■ **Dataset**
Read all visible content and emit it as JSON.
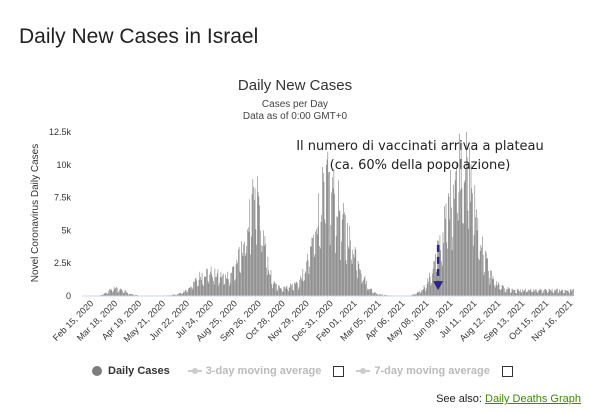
{
  "page": {
    "heading": "Daily New Cases in Israel"
  },
  "see_also": {
    "prefix": "See also: ",
    "link_label": "Daily Deaths Graph"
  },
  "legend": {
    "items": [
      {
        "label": "Daily Cases",
        "active": true,
        "color": "#7d7d7d"
      },
      {
        "label": "3-day moving average",
        "active": false,
        "color": "#cccccc"
      },
      {
        "label": "7-day moving average",
        "active": false,
        "color": "#cccccc"
      }
    ]
  },
  "chart_data": {
    "type": "bar",
    "title": "Daily New Cases",
    "subtitle": [
      "Cases per Day",
      "Data as of 0:00 GMT+0"
    ],
    "xlabel": "",
    "ylabel": "Novel Coronavirus Daily Cases",
    "ylim": [
      0,
      12500
    ],
    "yticks": [
      0,
      2500,
      5000,
      7500,
      10000,
      12500
    ],
    "ytick_labels": [
      "0",
      "2.5k",
      "5k",
      "7.5k",
      "10k",
      "12.5k"
    ],
    "x_range": [
      "2020-02-15",
      "2021-11-24"
    ],
    "xtick_labels": [
      "Feb 15, 2020",
      "Mar 18, 2020",
      "Apr 19, 2020",
      "May 21, 2020",
      "Jun 22, 2020",
      "Jul 24, 2020",
      "Aug 25, 2020",
      "Sep 26, 2020",
      "Oct 28, 2020",
      "Nov 29, 2020",
      "Dec 31, 2020",
      "Feb 01, 2021",
      "Mar 05, 2021",
      "Apr 06, 2021",
      "May 08, 2021",
      "Jun 09, 2021",
      "Jul 11, 2021",
      "Aug 12, 2021",
      "Sep 13, 2021",
      "Oct 15, 2021",
      "Nov 16, 2021"
    ],
    "grid": false,
    "bar_color": "#7d7d7d",
    "series": [
      {
        "name": "Daily Cases",
        "x_start": "2020-02-15",
        "x_step": "7 days",
        "weekly_levels": [
          0,
          0,
          0,
          10,
          150,
          400,
          600,
          550,
          400,
          200,
          80,
          20,
          10,
          10,
          20,
          40,
          50,
          80,
          150,
          300,
          600,
          1000,
          1500,
          1800,
          1900,
          1700,
          1600,
          1500,
          1800,
          2500,
          3500,
          5000,
          7000,
          8000,
          5000,
          2500,
          1000,
          700,
          700,
          800,
          900,
          1200,
          2000,
          3500,
          5500,
          7500,
          9000,
          8500,
          7500,
          6000,
          5000,
          4000,
          3000,
          1500,
          700,
          300,
          150,
          80,
          50,
          30,
          20,
          20,
          50,
          200,
          500,
          1000,
          2000,
          3500,
          5000,
          7000,
          9000,
          10500,
          11000,
          9500,
          7000,
          4500,
          3000,
          1800,
          1000,
          700,
          600,
          500,
          450
        ]
      }
    ],
    "annotation": {
      "lines": [
        "Il numero di vaccinati arriva a plateau",
        "(ca. 60% della popolazione)"
      ],
      "arrow_date": "2021-05-30",
      "arrow_from": 3900,
      "arrow_to": 450,
      "arrow_color": "#2c2487"
    }
  }
}
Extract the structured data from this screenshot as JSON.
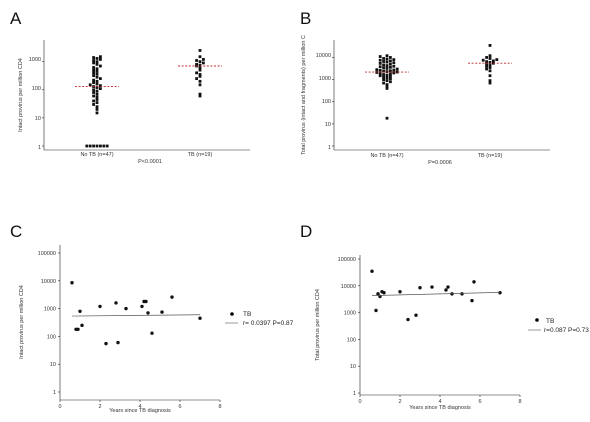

■ **Requirement**
When you transcribe the lines above, keep every word exact but leave the pictures behind.

■ **Result for this task**
Read all visible content and emit it as JSON.
{
  "page": {
    "heading": "Daily New Cases in Israel"
  },
  "see_also": {
    "prefix": "See also: ",
    "link_label": "Daily Deaths Graph"
  },
  "legend": {
    "items": [
      {
        "label": "Daily Cases",
        "active": true,
        "color": "#7d7d7d"
      },
      {
        "label": "3-day moving average",
        "active": false,
        "color": "#cccccc"
      },
      {
        "label": "7-day moving average",
        "active": false,
        "color": "#cccccc"
      }
    ]
  },
  "chart_data": {
    "type": "bar",
    "title": "Daily New Cases",
    "subtitle": [
      "Cases per Day",
      "Data as of 0:00 GMT+0"
    ],
    "xlabel": "",
    "ylabel": "Novel Coronavirus Daily Cases",
    "ylim": [
      0,
      12500
    ],
    "yticks": [
      0,
      2500,
      5000,
      7500,
      10000,
      12500
    ],
    "ytick_labels": [
      "0",
      "2.5k",
      "5k",
      "7.5k",
      "10k",
      "12.5k"
    ],
    "x_range": [
      "2020-02-15",
      "2021-11-24"
    ],
    "xtick_labels": [
      "Feb 15, 2020",
      "Mar 18, 2020",
      "Apr 19, 2020",
      "May 21, 2020",
      "Jun 22, 2020",
      "Jul 24, 2020",
      "Aug 25, 2020",
      "Sep 26, 2020",
      "Oct 28, 2020",
      "Nov 29, 2020",
      "Dec 31, 2020",
      "Feb 01, 2021",
      "Mar 05, 2021",
      "Apr 06, 2021",
      "May 08, 2021",
      "Jun 09, 2021",
      "Jul 11, 2021",
      "Aug 12, 2021",
      "Sep 13, 2021",
      "Oct 15, 2021",
      "Nov 16, 2021"
    ],
    "grid": false,
    "bar_color": "#7d7d7d",
    "series": [
      {
        "name": "Daily Cases",
        "x_start": "2020-02-15",
        "x_step": "7 days",
        "weekly_levels": [
          0,
          0,
          0,
          10,
          150,
          400,
          600,
          550,
          400,
          200,
          80,
          20,
          10,
          10,
          20,
          40,
          50,
          80,
          150,
          300,
          600,
          1000,
          1500,
          1800,
          1900,
          1700,
          1600,
          1500,
          1800,
          2500,
          3500,
          5000,
          7000,
          8000,
          5000,
          2500,
          1000,
          700,
          700,
          800,
          900,
          1200,
          2000,
          3500,
          5500,
          7500,
          9000,
          8500,
          7500,
          6000,
          5000,
          4000,
          3000,
          1500,
          700,
          300,
          150,
          80,
          50,
          30,
          20,
          20,
          50,
          200,
          500,
          1000,
          2000,
          3500,
          5000,
          7000,
          9000,
          10500,
          11000,
          9500,
          7000,
          4500,
          3000,
          1800,
          1000,
          700,
          600,
          500,
          450
        ]
      }
    ],
    "annotation": {
      "lines": [
        "Il numero di vaccinati arriva a plateau",
        "(ca. 60% della popolazione)"
      ],
      "arrow_date": "2021-05-30",
      "arrow_from": 3900,
      "arrow_to": 450,
      "arrow_color": "#2c2487"
    }
  }
}
Extract the structured data from this screenshot as JSON.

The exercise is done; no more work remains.